● **What is expected**
Transcribe each entry below exactly. Pictures do not go in the copy.

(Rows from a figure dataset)
◆ ◆ ◆ ◆ ◆ ◆ ◆

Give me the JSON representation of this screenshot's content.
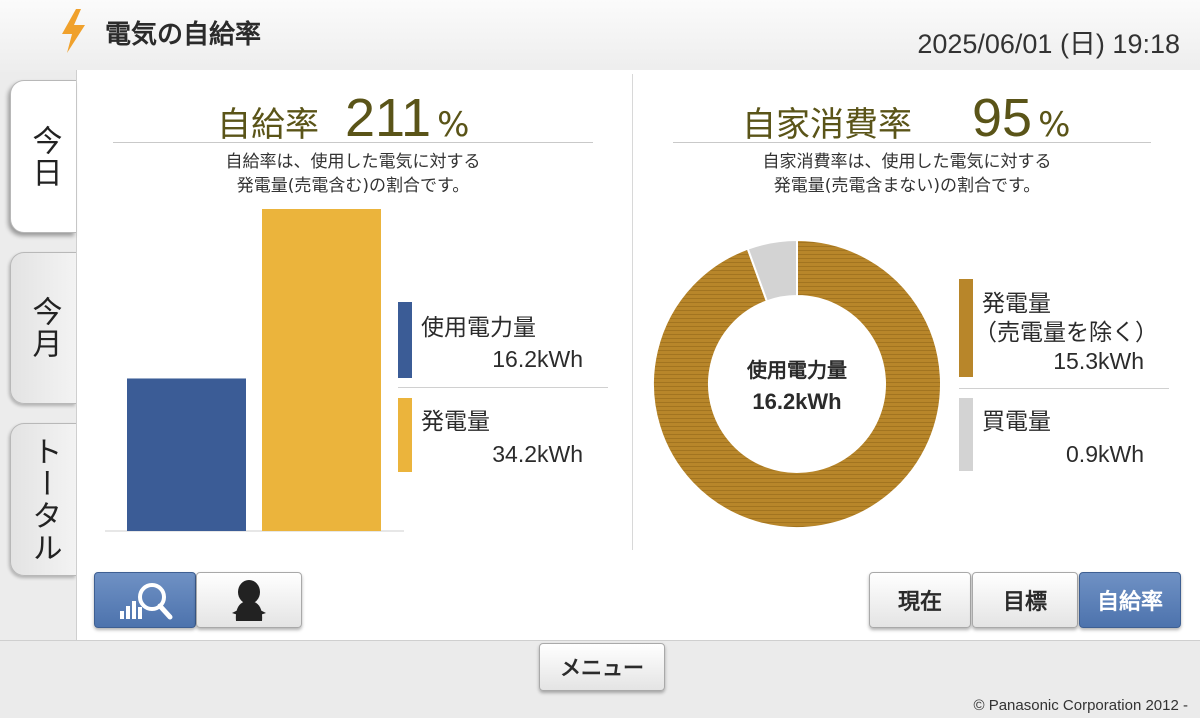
{
  "header": {
    "title": "電気の自給率",
    "datetime": "2025/06/01 (日) 19:18",
    "icon": "lightning-icon",
    "icon_color": "#f0a12c"
  },
  "tabs": [
    {
      "label": "今日",
      "active": true
    },
    {
      "label": "今月",
      "active": false
    },
    {
      "label": "トータル",
      "active": false
    }
  ],
  "self_sufficiency": {
    "label": "自給率",
    "value": "211",
    "unit": "%",
    "description_line1": "自給率は、使用した電気に対する",
    "description_line2": "発電量(売電含む)の割合です。",
    "legend": [
      {
        "label": "使用電力量",
        "value": "16.2kWh",
        "color": "#3b5c96"
      },
      {
        "label": "発電量",
        "value": "34.2kWh",
        "color": "#ebb43c"
      }
    ]
  },
  "self_consumption": {
    "label": "自家消費率",
    "value": "95",
    "unit": "%",
    "description_line1": "自家消費率は、使用した電気に対する",
    "description_line2": "発電量(売電含まない)の割合です。",
    "center_label": "使用電力量",
    "center_value": "16.2kWh",
    "legend": [
      {
        "label_line1": "発電量",
        "label_line2": "（売電量を除く）",
        "value": "15.3kWh",
        "color": "#b8862a"
      },
      {
        "label": "買電量",
        "value": "0.9kWh",
        "color": "#d3d3d3"
      }
    ]
  },
  "chart_data": [
    {
      "type": "bar",
      "categories": [
        "使用電力量",
        "発電量"
      ],
      "values": [
        16.2,
        34.2
      ],
      "colors": [
        "#3b5c96",
        "#ebb43c"
      ],
      "unit": "kWh"
    },
    {
      "type": "pie",
      "donut": true,
      "categories": [
        "発電量（売電量を除く）",
        "買電量"
      ],
      "values": [
        15.3,
        0.9
      ],
      "colors": [
        "#b8862a",
        "#d3d3d3"
      ],
      "unit": "kWh"
    }
  ],
  "view_buttons": {
    "graph_icon": "graph-magnifier-icon",
    "character_icon": "character-icon"
  },
  "mode_buttons": [
    {
      "label": "現在",
      "selected": false
    },
    {
      "label": "目標",
      "selected": false
    },
    {
      "label": "自給率",
      "selected": true
    }
  ],
  "footer": {
    "menu_label": "メニュー",
    "copyright": "© Panasonic Corporation 2012 -"
  }
}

◆ ◆ ◆ ◆ ◆ ◆ ◆

● **Solution below**
Give me the JSON representation of this screenshot's content.
{
  "header": {
    "title": "電気の自給率",
    "datetime": "2025/06/01 (日) 19:18",
    "icon": "lightning-icon",
    "icon_color": "#f0a12c"
  },
  "tabs": [
    {
      "label": "今日",
      "active": true
    },
    {
      "label": "今月",
      "active": false
    },
    {
      "label": "トータル",
      "active": false
    }
  ],
  "self_sufficiency": {
    "label": "自給率",
    "value": "211",
    "unit": "%",
    "description_line1": "自給率は、使用した電気に対する",
    "description_line2": "発電量(売電含む)の割合です。",
    "legend": [
      {
        "label": "使用電力量",
        "value": "16.2kWh",
        "color": "#3b5c96"
      },
      {
        "label": "発電量",
        "value": "34.2kWh",
        "color": "#ebb43c"
      }
    ]
  },
  "self_consumption": {
    "label": "自家消費率",
    "value": "95",
    "unit": "%",
    "description_line1": "自家消費率は、使用した電気に対する",
    "description_line2": "発電量(売電含まない)の割合です。",
    "center_label": "使用電力量",
    "center_value": "16.2kWh",
    "legend": [
      {
        "label_line1": "発電量",
        "label_line2": "（売電量を除く）",
        "value": "15.3kWh",
        "color": "#b8862a"
      },
      {
        "label": "買電量",
        "value": "0.9kWh",
        "color": "#d3d3d3"
      }
    ]
  },
  "chart_data": [
    {
      "type": "bar",
      "categories": [
        "使用電力量",
        "発電量"
      ],
      "values": [
        16.2,
        34.2
      ],
      "colors": [
        "#3b5c96",
        "#ebb43c"
      ],
      "unit": "kWh"
    },
    {
      "type": "pie",
      "donut": true,
      "categories": [
        "発電量（売電量を除く）",
        "買電量"
      ],
      "values": [
        15.3,
        0.9
      ],
      "colors": [
        "#b8862a",
        "#d3d3d3"
      ],
      "unit": "kWh"
    }
  ],
  "view_buttons": {
    "graph_icon": "graph-magnifier-icon",
    "character_icon": "character-icon"
  },
  "mode_buttons": [
    {
      "label": "現在",
      "selected": false
    },
    {
      "label": "目標",
      "selected": false
    },
    {
      "label": "自給率",
      "selected": true
    }
  ],
  "footer": {
    "menu_label": "メニュー",
    "copyright": "© Panasonic Corporation 2012 -"
  }
}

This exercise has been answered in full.